* **TASK**
In the data, extract each line that holds the string "water".

Dataset records:
--- Begin ---
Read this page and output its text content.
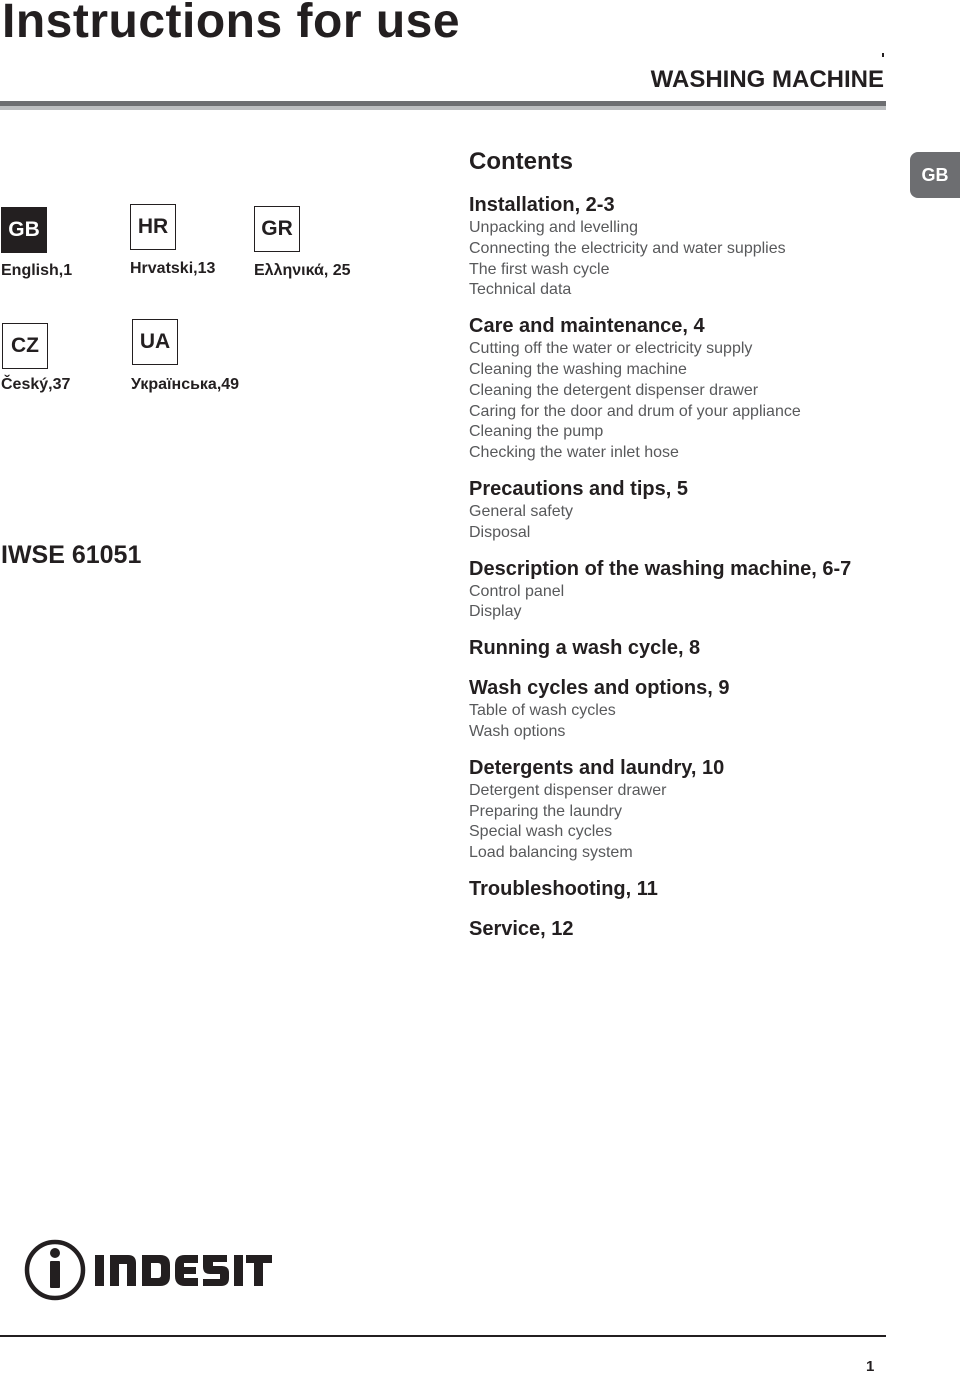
Instructions for use
WASHING MACHINE
GB
GB
English,1
HR
Hrvatski,13
GR
Ελληνικά, 25
CZ
Český,37
UA
Українська,49
IWSE 61051
Contents
Installation, 2-3
Unpacking and levelling
Connecting the electricity and water supplies
The first wash cycle
Technical data
Care and maintenance, 4
Cutting off the water or electricity supply
Cleaning the washing machine
Cleaning the detergent dispenser drawer
Caring for the door and drum of your appliance
Cleaning the pump
Checking the water inlet hose
Precautions and tips, 5
General safety
Disposal
Description of the washing machine, 6-7
Control panel
Display
Running a wash cycle, 8
Wash cycles and options, 9
Table of wash cycles
Wash options
Detergents and laundry, 10
Detergent dispenser drawer
Preparing the laundry
Special wash cycles
Load balancing system
Troubleshooting, 11
Service, 12
1
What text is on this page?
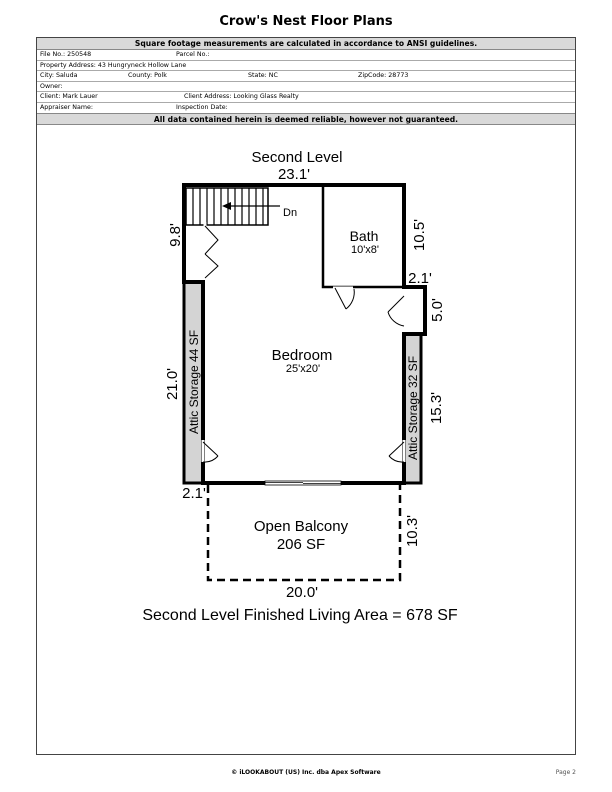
Crow's Nest Floor Plans
Square footage measurements are calculated in accordance to ANSI guidelines.
File No.: 250548	Parcel No.:
Property Address: 43 Hungryneck Hollow Lane
City: Saluda	County: Polk	State: NC	ZipCode: 28773
Owner:
Client: Mark Lauer	Client Address: Looking Glass Realty
Appraiser Name:	Inspection Date:
All data contained herein is deemed reliable, however not guaranteed.
Dn
Second Level
23.1'
Bath
10'x8'
Bedroom
25'x20'
Attic Storage 44 SF	Attic Storage 32 SF
9.8'
21.0'
10.5'
2.1'
5.0'
15.3'
2.1'
Open Balcony
206 SF	10.3'
20.0'
Second Level Finished Living Area = 678 SF
© iLOOKABOUT (US) Inc. dba Apex Software	Page 2
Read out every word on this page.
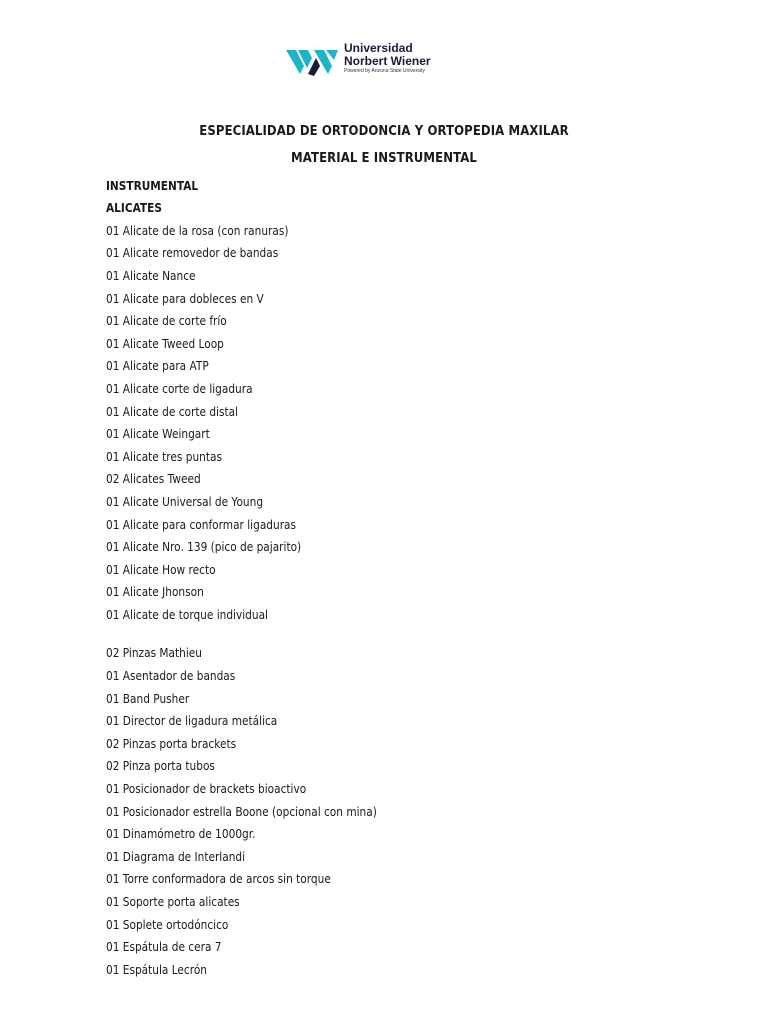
Universidad
Norbert Wiener
Powered by Arizona State University
ESPECIALIDAD DE ORTODONCIA Y ORTOPEDIA MAXILAR
MATERIAL E INSTRUMENTAL
INSTRUMENTAL
ALICATES
01 Alicate de la rosa (con ranuras)
01 Alicate removedor de bandas
01 Alicate Nance
01 Alicate para dobleces en V
01 Alicate de corte frío
01 Alicate Tweed Loop
01 Alicate para ATP
01 Alicate corte de ligadura
01 Alicate de corte distal
01 Alicate Weingart
01 Alicate tres puntas
02 Alicates Tweed
01 Alicate Universal de Young
01 Alicate para conformar ligaduras
01 Alicate Nro. 139 (pico de pajarito)
01 Alicate How recto
01 Alicate Jhonson
01 Alicate de torque individual
02 Pinzas Mathieu
01 Asentador de bandas
01 Band Pusher
01 Director de ligadura metálica
02 Pinzas porta brackets
02 Pinza porta tubos
01 Posicionador de brackets bioactivo
01 Posicionador estrella Boone (opcional con mina)
01 Dinamómetro de 1000gr.
01 Diagrama de Interlandi
01 Torre conformadora de arcos sin torque
01 Soporte porta alicates
01 Soplete ortodóncico
01 Espátula de cera 7
01 Espátula Lecrón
--- End ---
* **SOLUTION TO THIS PROBLEM**
Connecting the electricity and water supplies
Cutting off the water or electricity supply
Checking the water inlet hose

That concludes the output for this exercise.